Task objective: Each record below should be output verbatim, without pictures.

------ Input rows

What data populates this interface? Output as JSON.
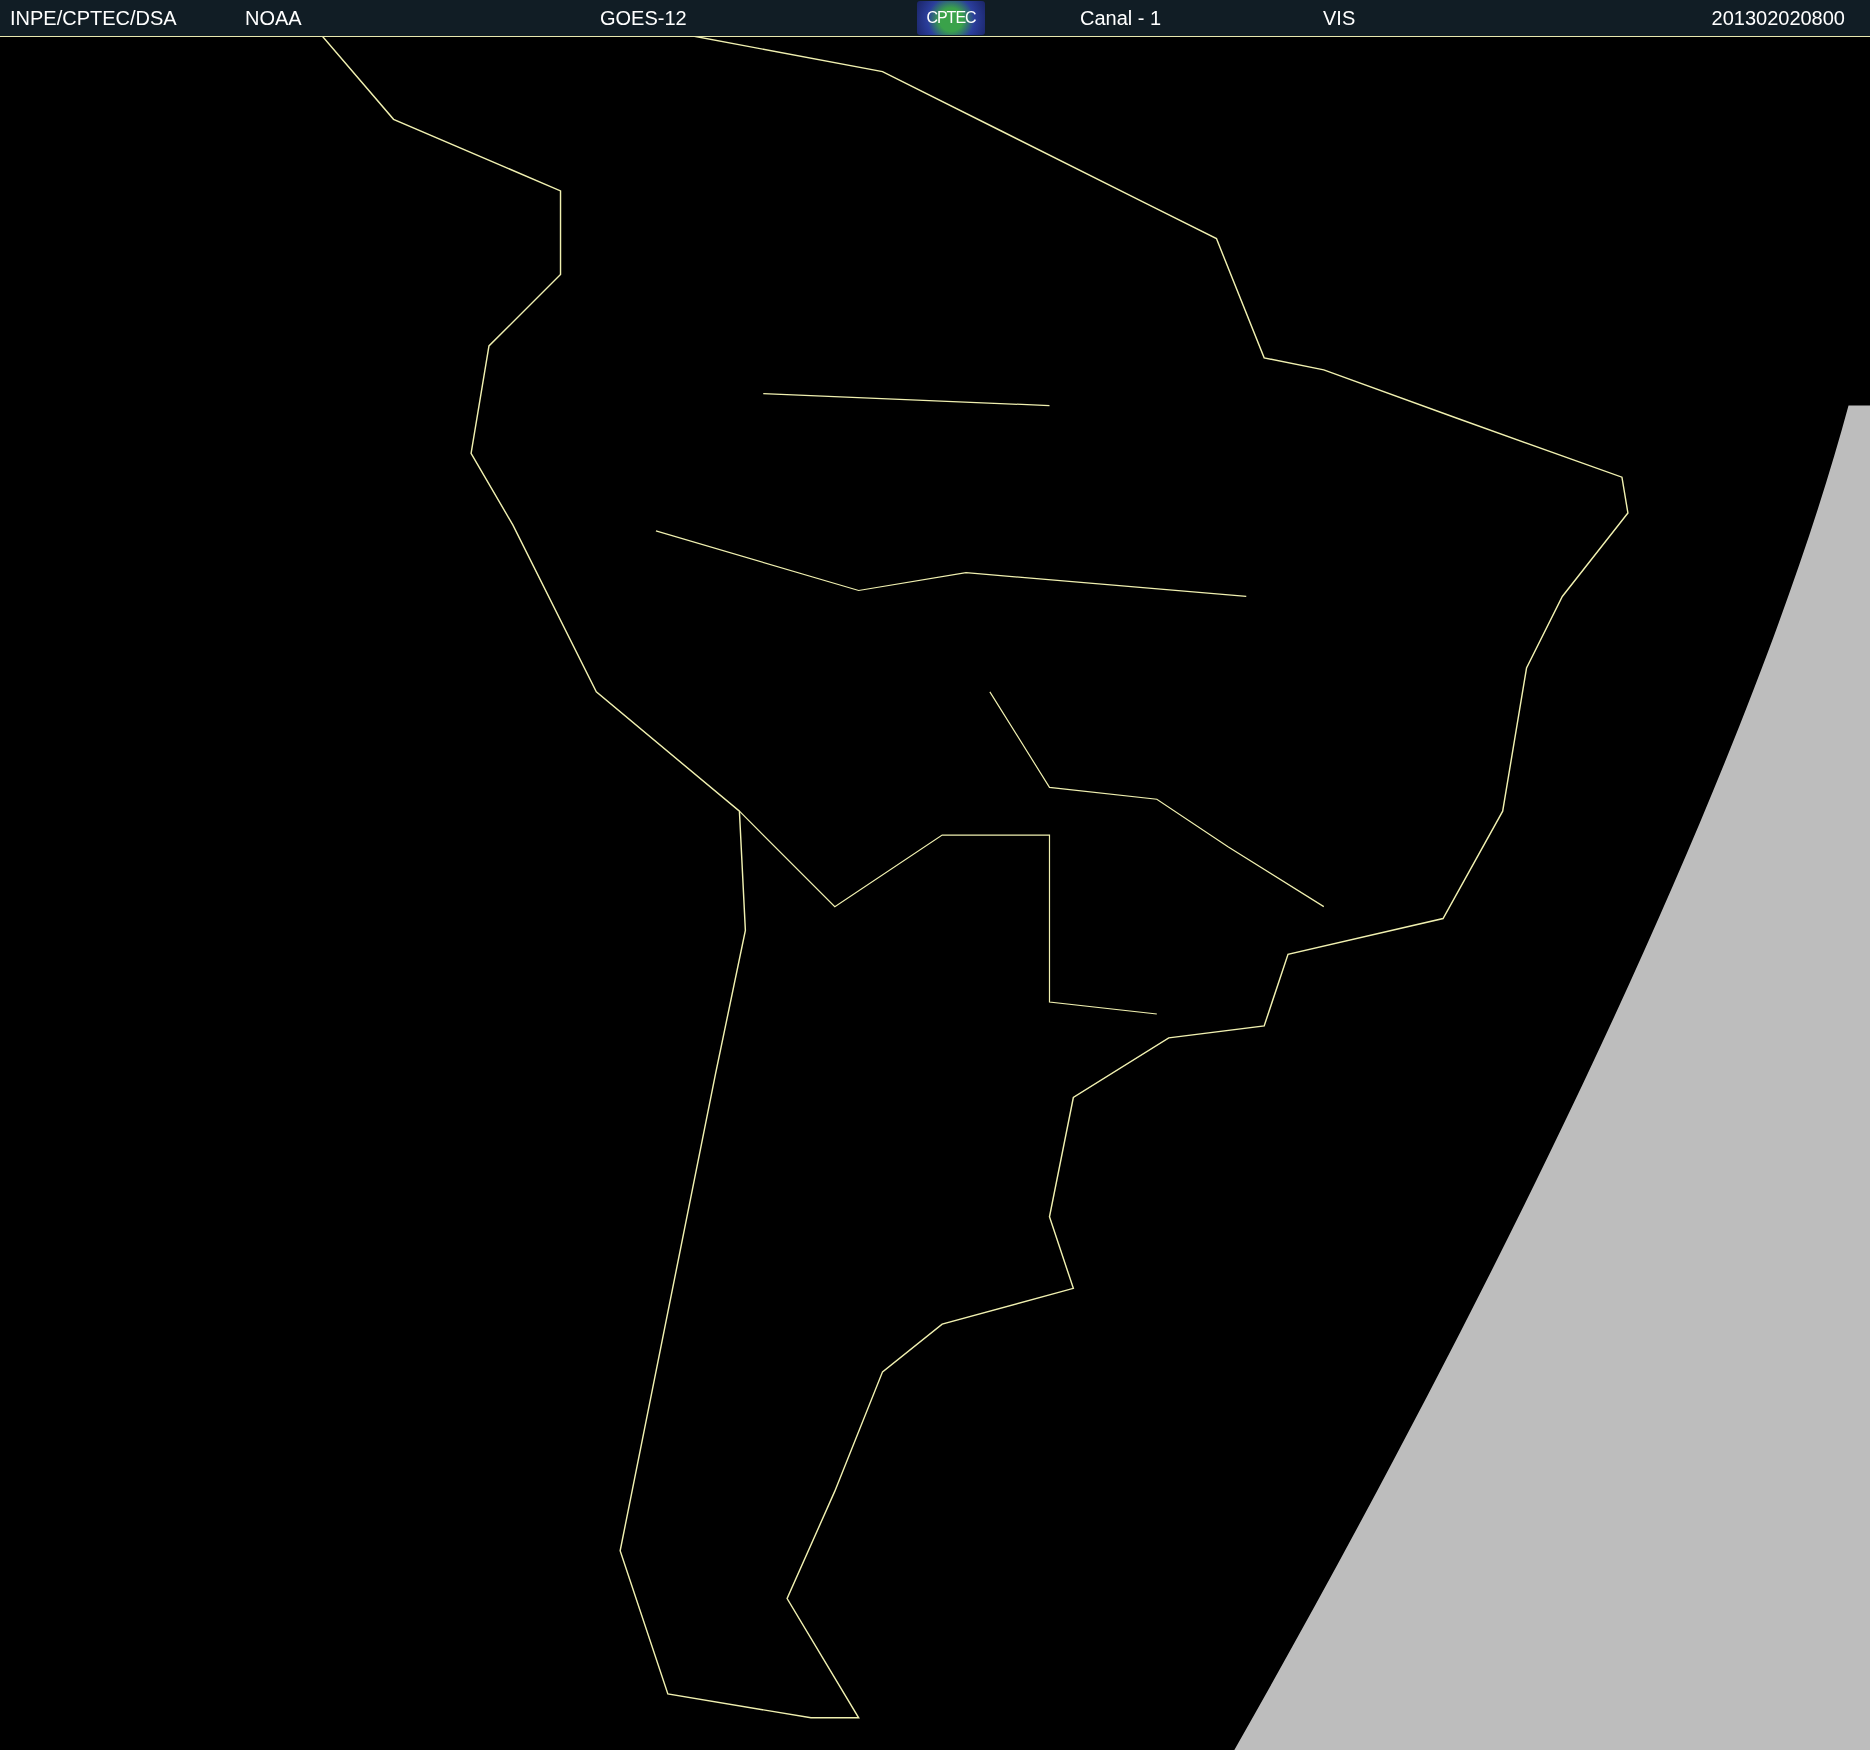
{
  "header": {
    "items": [
      {
        "kind": "text",
        "text": "INPE/CPTEC/DSA"
      },
      {
        "kind": "text",
        "text": "NOAA"
      },
      {
        "kind": "text",
        "text": "GOES-12"
      },
      {
        "kind": "logo",
        "text": "CPTEC"
      },
      {
        "kind": "text",
        "text": "Canal - 1"
      },
      {
        "kind": "text",
        "text": "VIS"
      },
      {
        "kind": "text",
        "text": "201302020800"
      }
    ]
  }
}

------------

Answer for this exercise:
What data populates this interface? Output as JSON.
{
  "header": {
    "items": [
      {
        "kind": "text",
        "text": "INPE/CPTEC/DSA"
      },
      {
        "kind": "text",
        "text": "NOAA"
      },
      {
        "kind": "text",
        "text": "GOES-12"
      },
      {
        "kind": "logo",
        "text": "CPTEC"
      },
      {
        "kind": "text",
        "text": "Canal - 1"
      },
      {
        "kind": "text",
        "text": "VIS"
      },
      {
        "kind": "text",
        "text": "201302020800"
      }
    ]
  }
}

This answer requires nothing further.